What to produce
From the entries below, copy every line holding the word "them".

Part of a data file
● ● ● ● ●

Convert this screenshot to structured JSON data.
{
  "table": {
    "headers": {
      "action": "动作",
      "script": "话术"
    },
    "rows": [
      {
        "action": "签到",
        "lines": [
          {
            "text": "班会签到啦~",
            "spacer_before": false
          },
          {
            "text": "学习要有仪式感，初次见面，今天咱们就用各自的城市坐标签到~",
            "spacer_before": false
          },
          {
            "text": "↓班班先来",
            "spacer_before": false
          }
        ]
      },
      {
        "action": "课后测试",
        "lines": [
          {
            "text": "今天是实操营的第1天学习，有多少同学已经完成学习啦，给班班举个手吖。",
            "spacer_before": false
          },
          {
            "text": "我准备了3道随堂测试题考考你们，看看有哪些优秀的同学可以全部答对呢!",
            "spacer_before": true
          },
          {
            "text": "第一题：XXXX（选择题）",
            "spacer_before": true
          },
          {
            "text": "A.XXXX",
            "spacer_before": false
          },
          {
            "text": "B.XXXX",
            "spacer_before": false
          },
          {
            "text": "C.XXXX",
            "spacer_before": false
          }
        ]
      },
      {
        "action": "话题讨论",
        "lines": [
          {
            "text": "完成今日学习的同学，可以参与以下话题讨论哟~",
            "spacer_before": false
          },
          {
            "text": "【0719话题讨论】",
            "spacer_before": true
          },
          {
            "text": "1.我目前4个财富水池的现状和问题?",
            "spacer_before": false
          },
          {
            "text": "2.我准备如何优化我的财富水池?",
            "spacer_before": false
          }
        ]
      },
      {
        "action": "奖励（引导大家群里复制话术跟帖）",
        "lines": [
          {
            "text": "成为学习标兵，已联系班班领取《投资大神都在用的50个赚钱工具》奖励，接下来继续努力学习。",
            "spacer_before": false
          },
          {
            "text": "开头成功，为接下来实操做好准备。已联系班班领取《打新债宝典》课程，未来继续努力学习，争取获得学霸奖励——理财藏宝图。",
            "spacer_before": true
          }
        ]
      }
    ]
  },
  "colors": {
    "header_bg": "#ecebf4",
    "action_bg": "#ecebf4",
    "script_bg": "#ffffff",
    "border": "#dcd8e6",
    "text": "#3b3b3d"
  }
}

● ● ● ● ●

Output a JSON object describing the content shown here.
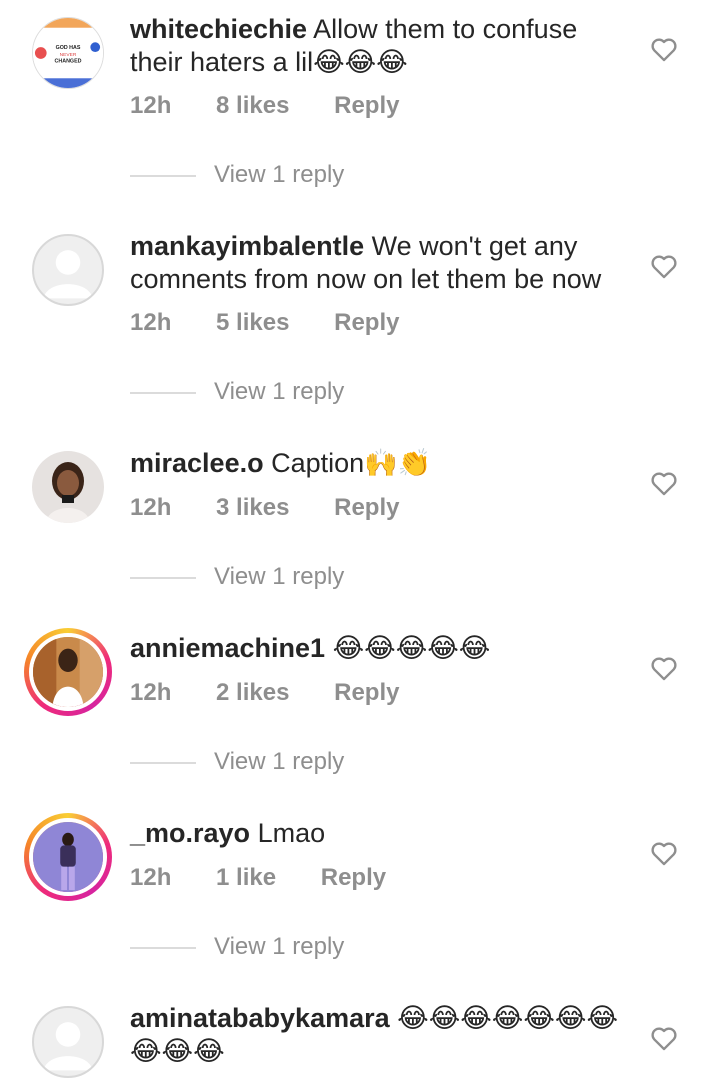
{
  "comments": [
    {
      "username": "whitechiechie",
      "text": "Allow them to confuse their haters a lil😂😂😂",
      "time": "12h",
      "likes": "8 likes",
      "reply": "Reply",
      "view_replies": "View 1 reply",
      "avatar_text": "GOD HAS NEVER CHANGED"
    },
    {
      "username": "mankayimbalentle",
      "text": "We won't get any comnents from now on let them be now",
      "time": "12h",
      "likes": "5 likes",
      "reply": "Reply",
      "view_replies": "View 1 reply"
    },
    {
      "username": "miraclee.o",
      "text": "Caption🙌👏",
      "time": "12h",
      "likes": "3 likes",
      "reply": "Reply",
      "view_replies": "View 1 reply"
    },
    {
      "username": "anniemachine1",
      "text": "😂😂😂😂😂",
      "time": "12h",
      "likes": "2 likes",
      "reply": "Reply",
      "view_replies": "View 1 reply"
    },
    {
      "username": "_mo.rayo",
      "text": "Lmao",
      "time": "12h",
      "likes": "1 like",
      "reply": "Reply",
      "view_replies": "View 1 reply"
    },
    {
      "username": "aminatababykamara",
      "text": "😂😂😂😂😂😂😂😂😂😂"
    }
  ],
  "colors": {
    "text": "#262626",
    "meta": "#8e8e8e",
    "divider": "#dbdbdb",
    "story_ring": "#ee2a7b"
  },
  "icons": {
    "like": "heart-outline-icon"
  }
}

● ● ● ● ●

Answer to this problem
      "text": "Allow them to confuse their haters a lil😂😂😂",
      "text": "We won't get any comnents from now on let them be now",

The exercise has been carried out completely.